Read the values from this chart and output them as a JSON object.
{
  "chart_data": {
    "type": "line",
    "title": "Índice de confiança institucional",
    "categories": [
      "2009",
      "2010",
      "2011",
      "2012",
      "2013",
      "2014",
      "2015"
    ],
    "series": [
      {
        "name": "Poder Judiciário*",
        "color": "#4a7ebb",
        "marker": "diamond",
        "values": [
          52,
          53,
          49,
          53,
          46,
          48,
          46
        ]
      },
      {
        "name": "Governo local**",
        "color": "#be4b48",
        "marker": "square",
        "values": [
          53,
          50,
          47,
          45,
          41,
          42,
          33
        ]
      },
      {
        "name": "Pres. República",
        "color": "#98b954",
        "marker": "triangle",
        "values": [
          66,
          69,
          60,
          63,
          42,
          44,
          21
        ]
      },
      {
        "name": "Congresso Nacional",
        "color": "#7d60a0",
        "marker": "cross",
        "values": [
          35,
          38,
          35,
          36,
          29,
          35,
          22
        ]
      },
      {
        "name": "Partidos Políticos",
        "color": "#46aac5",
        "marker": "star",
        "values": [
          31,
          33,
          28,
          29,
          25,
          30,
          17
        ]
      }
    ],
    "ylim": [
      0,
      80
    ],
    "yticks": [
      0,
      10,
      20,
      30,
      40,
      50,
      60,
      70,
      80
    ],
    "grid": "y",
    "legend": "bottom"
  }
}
--
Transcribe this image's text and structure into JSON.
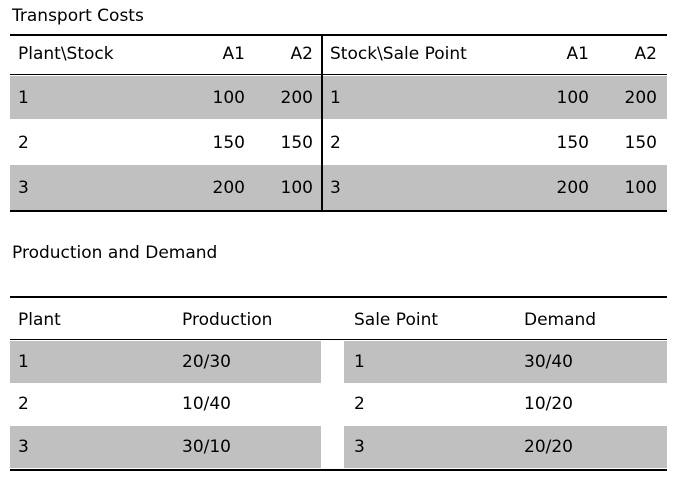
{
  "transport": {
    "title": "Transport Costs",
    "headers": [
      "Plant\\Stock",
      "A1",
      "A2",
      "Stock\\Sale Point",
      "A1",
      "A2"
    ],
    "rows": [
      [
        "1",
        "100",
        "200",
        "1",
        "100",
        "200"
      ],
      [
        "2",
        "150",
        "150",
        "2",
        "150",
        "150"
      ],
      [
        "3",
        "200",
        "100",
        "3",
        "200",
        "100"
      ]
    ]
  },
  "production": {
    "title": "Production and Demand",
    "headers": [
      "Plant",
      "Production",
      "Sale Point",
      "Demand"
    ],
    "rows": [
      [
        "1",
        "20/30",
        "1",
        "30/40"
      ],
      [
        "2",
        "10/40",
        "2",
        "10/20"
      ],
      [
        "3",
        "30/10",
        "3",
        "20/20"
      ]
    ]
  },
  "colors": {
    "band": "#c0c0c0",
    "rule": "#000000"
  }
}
==
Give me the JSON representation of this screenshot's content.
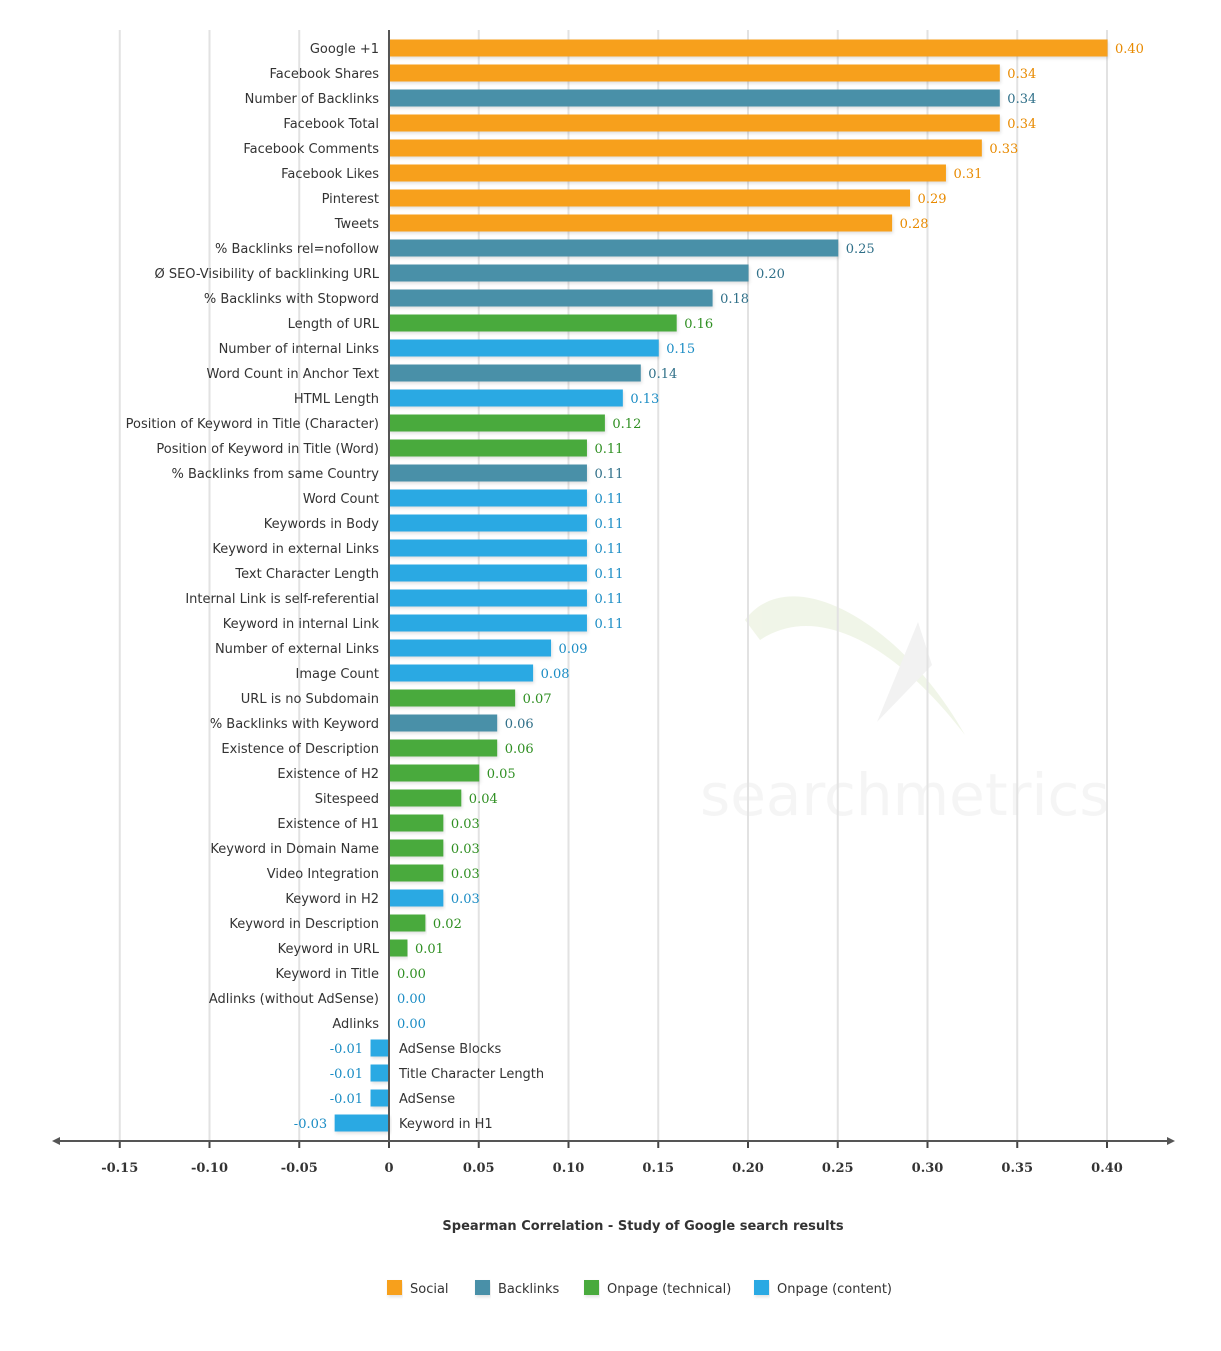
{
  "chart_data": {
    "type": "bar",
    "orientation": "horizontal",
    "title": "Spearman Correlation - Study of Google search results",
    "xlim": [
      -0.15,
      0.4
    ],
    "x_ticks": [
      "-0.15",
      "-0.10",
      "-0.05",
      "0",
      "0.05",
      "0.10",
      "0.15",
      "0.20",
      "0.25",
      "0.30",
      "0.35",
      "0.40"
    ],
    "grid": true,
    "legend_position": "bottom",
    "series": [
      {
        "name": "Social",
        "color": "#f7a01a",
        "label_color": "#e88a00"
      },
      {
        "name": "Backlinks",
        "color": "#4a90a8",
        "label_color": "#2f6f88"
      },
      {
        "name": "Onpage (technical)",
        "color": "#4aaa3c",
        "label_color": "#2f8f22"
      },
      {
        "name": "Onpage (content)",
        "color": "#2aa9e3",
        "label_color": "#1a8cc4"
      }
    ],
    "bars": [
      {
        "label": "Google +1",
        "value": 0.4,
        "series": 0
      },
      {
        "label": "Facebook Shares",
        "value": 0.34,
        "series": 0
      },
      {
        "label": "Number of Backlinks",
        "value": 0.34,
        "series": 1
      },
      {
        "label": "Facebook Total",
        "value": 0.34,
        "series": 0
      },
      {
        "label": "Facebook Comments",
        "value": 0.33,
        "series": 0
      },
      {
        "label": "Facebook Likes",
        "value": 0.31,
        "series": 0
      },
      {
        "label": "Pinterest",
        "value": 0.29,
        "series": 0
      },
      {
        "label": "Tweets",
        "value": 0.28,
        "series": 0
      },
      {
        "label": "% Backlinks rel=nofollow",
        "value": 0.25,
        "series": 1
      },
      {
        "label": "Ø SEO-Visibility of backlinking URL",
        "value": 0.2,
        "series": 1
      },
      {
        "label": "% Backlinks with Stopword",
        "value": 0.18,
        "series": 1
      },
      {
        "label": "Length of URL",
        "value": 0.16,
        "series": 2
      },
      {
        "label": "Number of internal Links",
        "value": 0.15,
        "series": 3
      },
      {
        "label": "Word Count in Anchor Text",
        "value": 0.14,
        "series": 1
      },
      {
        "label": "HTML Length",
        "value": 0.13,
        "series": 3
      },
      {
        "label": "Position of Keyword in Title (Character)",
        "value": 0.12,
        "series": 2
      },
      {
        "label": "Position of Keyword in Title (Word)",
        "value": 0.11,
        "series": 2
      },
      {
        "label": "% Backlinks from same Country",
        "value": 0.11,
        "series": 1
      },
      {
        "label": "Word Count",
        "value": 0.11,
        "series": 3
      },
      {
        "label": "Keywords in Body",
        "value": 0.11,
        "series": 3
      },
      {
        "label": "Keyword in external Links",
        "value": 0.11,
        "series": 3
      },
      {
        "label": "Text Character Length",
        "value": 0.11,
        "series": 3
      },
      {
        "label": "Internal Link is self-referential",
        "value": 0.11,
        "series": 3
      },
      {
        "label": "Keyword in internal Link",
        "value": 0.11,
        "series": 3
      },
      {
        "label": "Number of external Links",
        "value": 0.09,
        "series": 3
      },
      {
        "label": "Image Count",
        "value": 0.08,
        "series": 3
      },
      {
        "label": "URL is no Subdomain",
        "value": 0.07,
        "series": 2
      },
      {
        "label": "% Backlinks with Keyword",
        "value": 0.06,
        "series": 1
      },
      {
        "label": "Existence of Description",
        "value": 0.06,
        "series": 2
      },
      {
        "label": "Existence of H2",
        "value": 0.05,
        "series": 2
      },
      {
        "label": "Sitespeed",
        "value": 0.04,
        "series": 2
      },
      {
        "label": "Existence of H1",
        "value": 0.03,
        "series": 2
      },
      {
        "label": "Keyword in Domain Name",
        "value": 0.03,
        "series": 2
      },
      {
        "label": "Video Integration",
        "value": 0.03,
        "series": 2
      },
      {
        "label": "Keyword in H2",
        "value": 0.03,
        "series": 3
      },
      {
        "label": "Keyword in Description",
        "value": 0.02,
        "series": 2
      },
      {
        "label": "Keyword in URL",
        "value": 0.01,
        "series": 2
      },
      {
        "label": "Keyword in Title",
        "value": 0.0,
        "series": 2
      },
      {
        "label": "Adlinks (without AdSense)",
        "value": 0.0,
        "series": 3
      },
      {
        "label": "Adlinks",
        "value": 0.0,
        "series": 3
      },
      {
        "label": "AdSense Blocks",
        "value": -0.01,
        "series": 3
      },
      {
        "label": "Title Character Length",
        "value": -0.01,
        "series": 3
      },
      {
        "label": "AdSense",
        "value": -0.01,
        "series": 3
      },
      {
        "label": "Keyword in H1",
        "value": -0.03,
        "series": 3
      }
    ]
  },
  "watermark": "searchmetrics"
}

- _Required work_: Using the material above, count the lines containing the word "Google". Reply with the number alone.

- _Correct output_: 2